## begin MATERIAL FOR THIS EXERCISE

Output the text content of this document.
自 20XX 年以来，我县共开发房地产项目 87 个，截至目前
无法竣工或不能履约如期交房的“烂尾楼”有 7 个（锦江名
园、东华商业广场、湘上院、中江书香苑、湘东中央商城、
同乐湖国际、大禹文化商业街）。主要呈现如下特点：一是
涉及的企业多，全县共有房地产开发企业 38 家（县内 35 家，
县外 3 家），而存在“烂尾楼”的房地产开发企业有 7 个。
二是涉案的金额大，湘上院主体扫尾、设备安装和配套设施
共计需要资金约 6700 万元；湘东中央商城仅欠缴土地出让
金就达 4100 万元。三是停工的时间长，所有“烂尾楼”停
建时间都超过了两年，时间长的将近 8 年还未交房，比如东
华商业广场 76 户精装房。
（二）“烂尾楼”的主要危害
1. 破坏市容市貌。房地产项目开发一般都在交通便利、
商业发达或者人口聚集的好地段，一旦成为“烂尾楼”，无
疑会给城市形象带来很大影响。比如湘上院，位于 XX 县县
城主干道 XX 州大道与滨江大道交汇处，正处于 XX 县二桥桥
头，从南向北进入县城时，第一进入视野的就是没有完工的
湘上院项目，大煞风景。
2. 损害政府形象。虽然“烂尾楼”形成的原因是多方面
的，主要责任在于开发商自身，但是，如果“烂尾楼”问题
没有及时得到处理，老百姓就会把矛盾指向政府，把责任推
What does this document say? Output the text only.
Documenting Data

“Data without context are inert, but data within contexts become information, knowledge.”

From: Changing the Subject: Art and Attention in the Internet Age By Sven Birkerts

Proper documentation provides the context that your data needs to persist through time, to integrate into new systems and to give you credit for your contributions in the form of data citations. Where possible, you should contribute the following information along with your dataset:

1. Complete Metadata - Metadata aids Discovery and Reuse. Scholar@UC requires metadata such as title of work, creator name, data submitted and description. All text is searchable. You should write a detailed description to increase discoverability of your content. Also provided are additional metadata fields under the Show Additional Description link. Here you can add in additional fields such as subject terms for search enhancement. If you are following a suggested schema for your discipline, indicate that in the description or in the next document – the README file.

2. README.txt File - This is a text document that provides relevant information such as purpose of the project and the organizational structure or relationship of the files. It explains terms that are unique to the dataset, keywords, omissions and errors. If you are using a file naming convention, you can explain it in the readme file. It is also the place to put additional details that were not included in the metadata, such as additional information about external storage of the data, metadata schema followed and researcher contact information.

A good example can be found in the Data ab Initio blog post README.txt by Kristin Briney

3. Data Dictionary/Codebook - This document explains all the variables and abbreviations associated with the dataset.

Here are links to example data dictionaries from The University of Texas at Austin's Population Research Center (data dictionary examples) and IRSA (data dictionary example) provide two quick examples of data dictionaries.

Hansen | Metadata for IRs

## end MATERIAL FOR THIS EXERCISE

* **WHAT IS BEING ASKED**: Find all lines holding the string "dataset" and copy them.

* **THE OUTPUT**:
Proper documentation provides the context that your data needs to persist through time, to integrate into new systems and to give you credit for your contributions in the form of data citations. Where possible, you should contribute the following information along with your dataset:
2. README.txt File - This is a text document that provides relevant information such as purpose of the project and the organizational structure or relationship of the files. It explains terms that are unique to the dataset, keywords, omissions and errors. If you are using a file naming convention, you can explain it in the readme file. It is also the place to put additional details that were not included in the metadata, such as additional information about external storage of the data, metadata schema followed and researcher contact information.
3. Data Dictionary/Codebook - This document explains all the variables and abbreviations associated with the dataset.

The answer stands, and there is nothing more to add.